====== Data to use
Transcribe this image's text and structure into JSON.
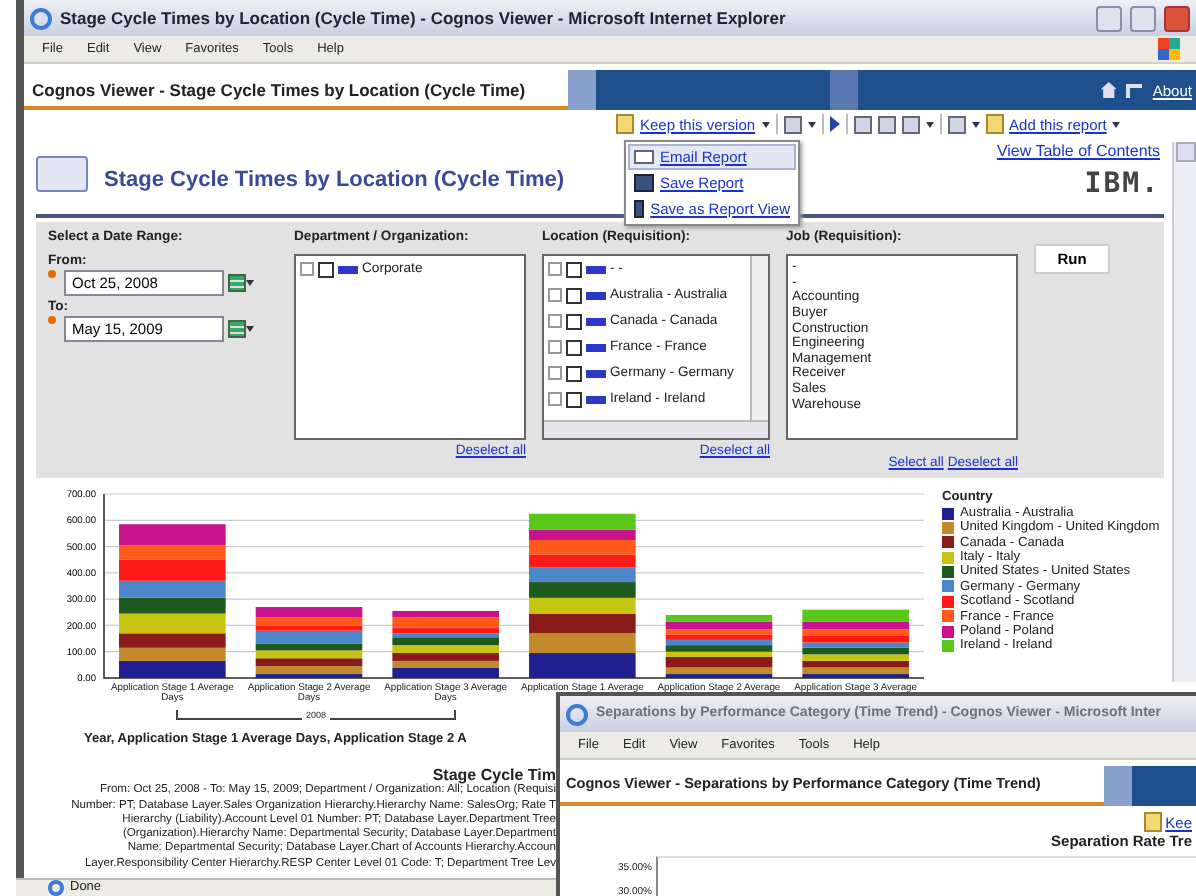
{
  "window": {
    "title": "Stage Cycle Times by Location (Cycle Time) - Cognos Viewer - Microsoft Internet Explorer"
  },
  "menu": [
    "File",
    "Edit",
    "View",
    "Favorites",
    "Tools",
    "Help"
  ],
  "viewer": {
    "title": "Cognos Viewer - Stage Cycle Times by Location (Cycle Time)",
    "about": "About"
  },
  "toolbar": {
    "keep_version": "Keep this version",
    "add_report": "Add this report"
  },
  "popup_menu": [
    {
      "label": "Email Report",
      "selected": true
    },
    {
      "label": "Save Report",
      "selected": false
    },
    {
      "label": "Save as Report View",
      "selected": false
    }
  ],
  "report": {
    "title": "Stage Cycle Times by Location (Cycle Time)",
    "toc_link": "View Table of Contents",
    "logo": "IBM."
  },
  "prompts": {
    "date_heading": "Select a Date Range:",
    "from_label": "From:",
    "from_value": "Oct 25, 2008",
    "to_label": "To:",
    "to_value": "May 15, 2009",
    "department": {
      "heading": "Department / Organization:",
      "items": [
        {
          "label": "Corporate",
          "checked": false
        }
      ],
      "deselect": "Deselect all"
    },
    "location": {
      "heading": "Location (Requisition):",
      "items": [
        {
          "label": "- -",
          "checked": false
        },
        {
          "label": "Australia - Australia",
          "checked": false
        },
        {
          "label": "Canada - Canada",
          "checked": false
        },
        {
          "label": "France - France",
          "checked": false
        },
        {
          "label": "Germany - Germany",
          "checked": false
        },
        {
          "label": "Ireland - Ireland",
          "checked": false
        }
      ],
      "deselect": "Deselect all"
    },
    "job": {
      "heading": "Job (Requisition):",
      "options": [
        "-",
        "-",
        "Accounting",
        "Buyer",
        "Construction",
        "Engineering",
        "Management",
        "Receiver",
        "Sales",
        "Warehouse"
      ],
      "select_all": "Select all",
      "deselect": "Deselect all"
    },
    "run": "Run"
  },
  "chart": {
    "legend_title": "Country",
    "group_label": "2008",
    "axis_title": "Year, Application Stage 1 Average Days, Application Stage 2 A",
    "chart_data": {
      "type": "bar",
      "stacked": true,
      "grid": true,
      "categories": [
        "Application Stage 1 Average Days",
        "Application Stage 2 Average Days",
        "Application Stage 3 Average Days",
        "Application Stage 1 Average",
        "Application Stage 2 Average",
        "Application Stage 3 Average"
      ],
      "ylim": [
        0,
        700
      ],
      "yticks": [
        {
          "value": 0,
          "label": "0.00"
        },
        {
          "value": 100,
          "label": "100.00"
        },
        {
          "value": 200,
          "label": "200.00"
        },
        {
          "value": 300,
          "label": "300.00"
        },
        {
          "value": 400,
          "label": "400.00"
        },
        {
          "value": 500,
          "label": "500.00"
        },
        {
          "value": 600,
          "label": "600.00"
        },
        {
          "value": 700,
          "label": "700.00"
        }
      ],
      "series": [
        {
          "name": "Australia - Australia",
          "color": "#1f1f8f",
          "values": [
            65,
            15,
            40,
            95,
            15,
            15
          ]
        },
        {
          "name": "United Kingdom - United Kingdom",
          "color": "#c08a2a",
          "values": [
            50,
            30,
            25,
            75,
            25,
            25
          ]
        },
        {
          "name": "Canada - Canada",
          "color": "#8b1a1a",
          "values": [
            55,
            30,
            30,
            75,
            40,
            25
          ]
        },
        {
          "name": "Italy - Italy",
          "color": "#c8c414",
          "values": [
            75,
            30,
            30,
            60,
            20,
            25
          ]
        },
        {
          "name": "United States - United States",
          "color": "#1e5a1e",
          "values": [
            60,
            25,
            30,
            60,
            25,
            25
          ]
        },
        {
          "name": "Germany - Germany",
          "color": "#4a86c8",
          "values": [
            65,
            50,
            15,
            55,
            20,
            20
          ]
        },
        {
          "name": "Scotland - Scotland",
          "color": "#ff1a1a",
          "values": [
            80,
            20,
            20,
            50,
            20,
            25
          ]
        },
        {
          "name": "France - France",
          "color": "#ff5a1a",
          "values": [
            55,
            30,
            40,
            55,
            20,
            25
          ]
        },
        {
          "name": "Poland - Poland",
          "color": "#c8148c",
          "values": [
            80,
            40,
            25,
            40,
            30,
            30
          ]
        },
        {
          "name": "Ireland - Ireland",
          "color": "#5ac81a",
          "values": [
            0,
            0,
            0,
            60,
            25,
            45
          ]
        }
      ]
    }
  },
  "summary": {
    "title": "Stage Cycle Tim",
    "lines": [
      "From: Oct 25, 2008 - To: May 15, 2009; Department / Organization: All; Location (Requisi",
      "Number: PT; Database Layer.Sales Organization Hierarchy.Hierarchy Name: SalesOrg; Rate T",
      "Hierarchy (Liability).Account Level 01 Number: PT; Database Layer.Department Tree",
      "(Organization).Hierarchy Name: Departmental Security; Database Layer.Department",
      "Name: Departmental Security; Database Layer.Chart of Accounts Hierarchy.Accoun",
      "Layer.Responsibility Center Hierarchy.RESP Center Level 01 Code: T; Department Tree Lev"
    ]
  },
  "status_bar": "Done",
  "second_window": {
    "title": "Separations by Performance Category (Time Trend) - Cognos Viewer - Microsoft Inter",
    "menu": [
      "File",
      "Edit",
      "View",
      "Favorites",
      "Tools",
      "Help"
    ],
    "viewer_title": "Cognos Viewer - Separations by Performance Category (Time Trend)",
    "keep_link": "Kee",
    "report_title": "Separation Rate Tre",
    "yticks": [
      "35.00%",
      "30.00%"
    ]
  }
}
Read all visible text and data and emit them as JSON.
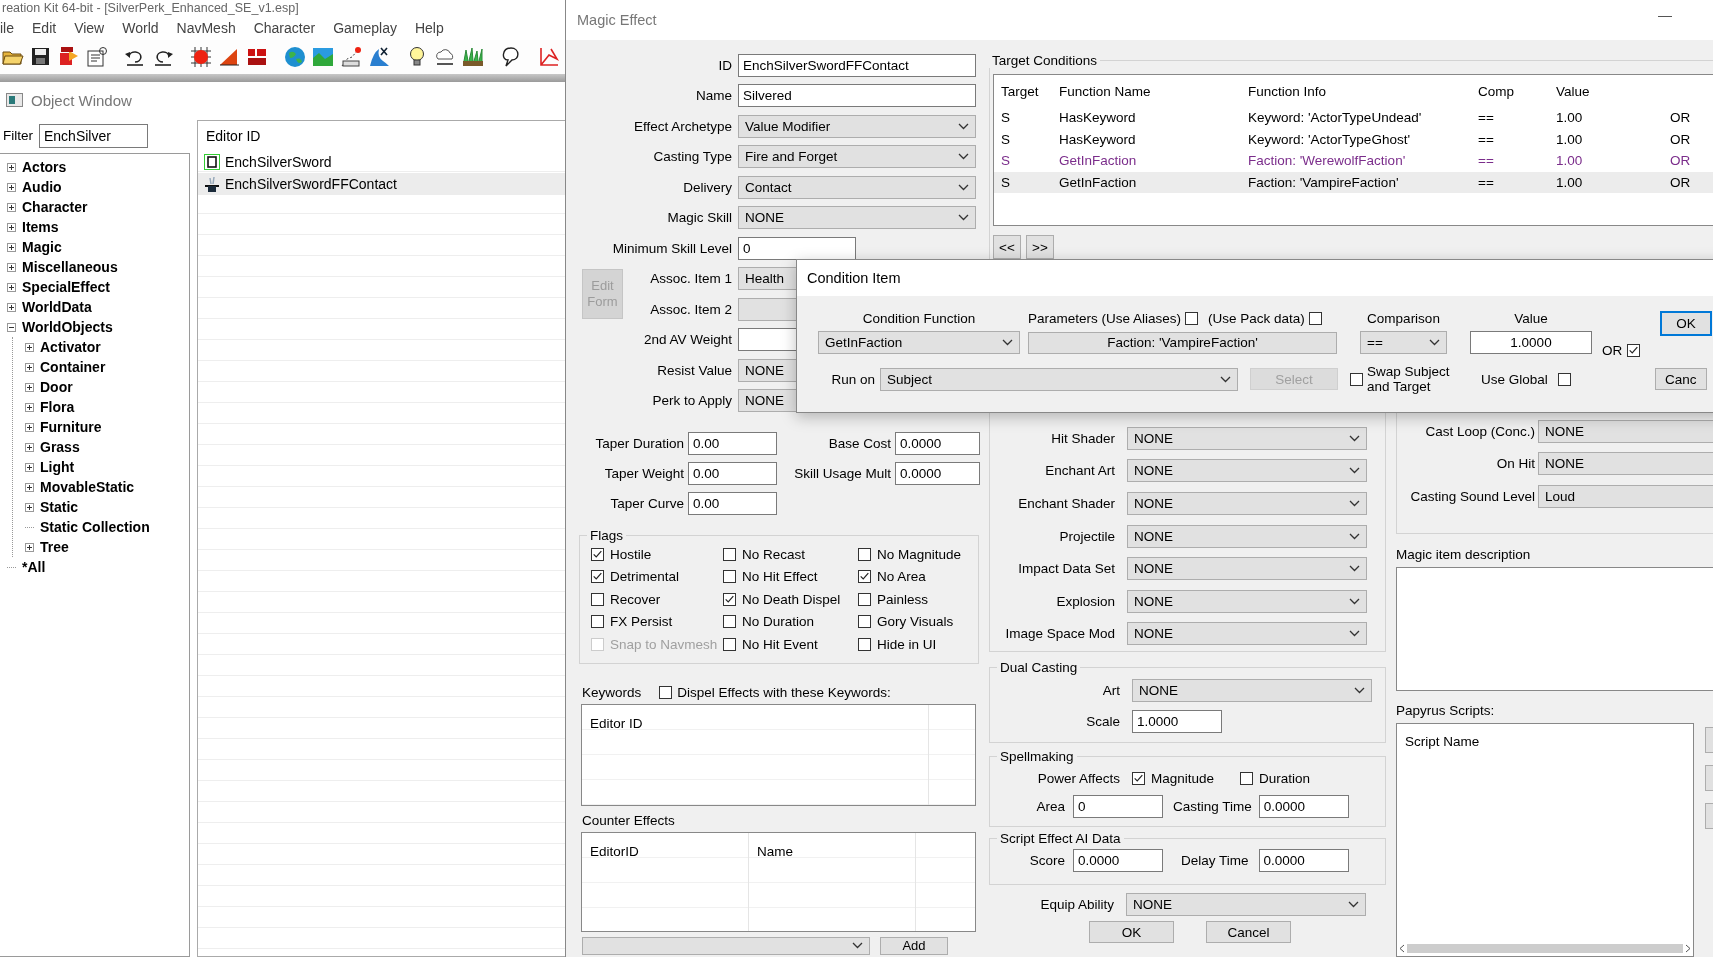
============
**To do**
Using the data above, print every line exactly, omitting pictures.

**Result for this exercise**
Transcribe this image's text and structure into JSON.
{
  "window": {
    "title": "Stage Cycle Times by Location (Cycle Time) - Cognos Viewer - Microsoft Internet Explorer"
  },
  "menu": [
    "File",
    "Edit",
    "View",
    "Favorites",
    "Tools",
    "Help"
  ],
  "viewer": {
    "title": "Cognos Viewer - Stage Cycle Times by Location (Cycle Time)",
    "about": "About"
  },
  "toolbar": {
    "keep_version": "Keep this version",
    "add_report": "Add this report"
  },
  "popup_menu": [
    {
      "label": "Email Report",
      "selected": true
    },
    {
      "label": "Save Report",
      "selected": false
    },
    {
      "label": "Save as Report View",
      "selected": false
    }
  ],
  "report": {
    "title": "Stage Cycle Times by Location (Cycle Time)",
    "toc_link": "View Table of Contents",
    "logo": "IBM."
  },
  "prompts": {
    "date_heading": "Select a Date Range:",
    "from_label": "From:",
    "from_value": "Oct 25, 2008",
    "to_label": "To:",
    "to_value": "May 15, 2009",
    "department": {
      "heading": "Department / Organization:",
      "items": [
        {
          "label": "Corporate",
          "checked": false
        }
      ],
      "deselect": "Deselect all"
    },
    "location": {
      "heading": "Location (Requisition):",
      "items": [
        {
          "label": "- -",
          "checked": false
        },
        {
          "label": "Australia - Australia",
          "checked": false
        },
        {
          "label": "Canada - Canada",
          "checked": false
        },
        {
          "label": "France - France",
          "checked": false
        },
        {
          "label": "Germany - Germany",
          "checked": false
        },
        {
          "label": "Ireland - Ireland",
          "checked": false
        }
      ],
      "deselect": "Deselect all"
    },
    "job": {
      "heading": "Job (Requisition):",
      "options": [
        "-",
        "-",
        "Accounting",
        "Buyer",
        "Construction",
        "Engineering",
        "Management",
        "Receiver",
        "Sales",
        "Warehouse"
      ],
      "select_all": "Select all",
      "deselect": "Deselect all"
    },
    "run": "Run"
  },
  "chart": {
    "legend_title": "Country",
    "group_label": "2008",
    "axis_title": "Year, Application Stage 1 Average Days, Application Stage 2 A",
    "chart_data": {
      "type": "bar",
      "stacked": true,
      "grid": true,
      "categories": [
        "Application Stage 1 Average Days",
        "Application Stage 2 Average Days",
        "Application Stage 3 Average Days",
        "Application Stage 1 Average",
        "Application Stage 2 Average",
        "Application Stage 3 Average"
      ],
      "ylim": [
        0,
        700
      ],
      "yticks": [
        {
          "value": 0,
          "label": "0.00"
        },
        {
          "value": 100,
          "label": "100.00"
        },
        {
          "value": 200,
          "label": "200.00"
        },
        {
          "value": 300,
          "label": "300.00"
        },
        {
          "value": 400,
          "label": "400.00"
        },
        {
          "value": 500,
          "label": "500.00"
        },
        {
          "value": 600,
          "label": "600.00"
        },
        {
          "value": 700,
          "label": "700.00"
        }
      ],
      "series": [
        {
          "name": "Australia - Australia",
          "color": "#1f1f8f",
          "values": [
            65,
            15,
            40,
            95,
            15,
            15
          ]
        },
        {
          "name": "United Kingdom - United Kingdom",
          "color": "#c08a2a",
          "values": [
            50,
            30,
            25,
            75,
            25,
            25
          ]
        },
        {
          "name": "Canada - Canada",
          "color": "#8b1a1a",
          "values": [
            55,
            30,
            30,
            75,
            40,
            25
          ]
        },
        {
          "name": "Italy - Italy",
          "color": "#c8c414",
          "values": [
            75,
            30,
            30,
            60,
            20,
            25
          ]
        },
        {
          "name": "United States - United States",
          "color": "#1e5a1e",
          "values": [
            60,
            25,
            30,
            60,
            25,
            25
          ]
        },
        {
          "name": "Germany - Germany",
          "color": "#4a86c8",
          "values": [
            65,
            50,
            15,
            55,
            20,
            20
          ]
        },
        {
          "name": "Scotland - Scotland",
          "color": "#ff1a1a",
          "values": [
            80,
            20,
            20,
            50,
            20,
            25
          ]
        },
        {
          "name": "France - France",
          "color": "#ff5a1a",
          "values": [
            55,
            30,
            40,
            55,
            20,
            25
          ]
        },
        {
          "name": "Poland - Poland",
          "color": "#c8148c",
          "values": [
            80,
            40,
            25,
            40,
            30,
            30
          ]
        },
        {
          "name": "Ireland - Ireland",
          "color": "#5ac81a",
          "values": [
            0,
            0,
            0,
            60,
            25,
            45
          ]
        }
      ]
    }
  },
  "summary": {
    "title": "Stage Cycle Tim",
    "lines": [
      "From: Oct 25, 2008 - To: May 15, 2009; Department / Organization: All; Location (Requisi",
      "Number: PT; Database Layer.Sales Organization Hierarchy.Hierarchy Name: SalesOrg; Rate T",
      "Hierarchy (Liability).Account Level 01 Number: PT; Database Layer.Department Tree",
      "(Organization).Hierarchy Name: Departmental Security; Database Layer.Department",
      "Name: Departmental Security; Database Layer.Chart of Accounts Hierarchy.Accoun",
      "Layer.Responsibility Center Hierarchy.RESP Center Level 01 Code: T; Department Tree Lev"
    ]
  },
  "status_bar": "Done",
  "second_window": {
    "title": "Separations by Performance Category (Time Trend) - Cognos Viewer - Microsoft Inter",
    "menu": [
      "File",
      "Edit",
      "View",
      "Favorites",
      "Tools",
      "Help"
    ],
    "viewer_title": "Cognos Viewer - Separations by Performance Category (Time Trend)",
    "keep_link": "Kee",
    "report_title": "Separation Rate Tre",
    "yticks": [
      "35.00%",
      "30.00%"
    ]
  }
}
Read all visible text and data and emit them as JSON.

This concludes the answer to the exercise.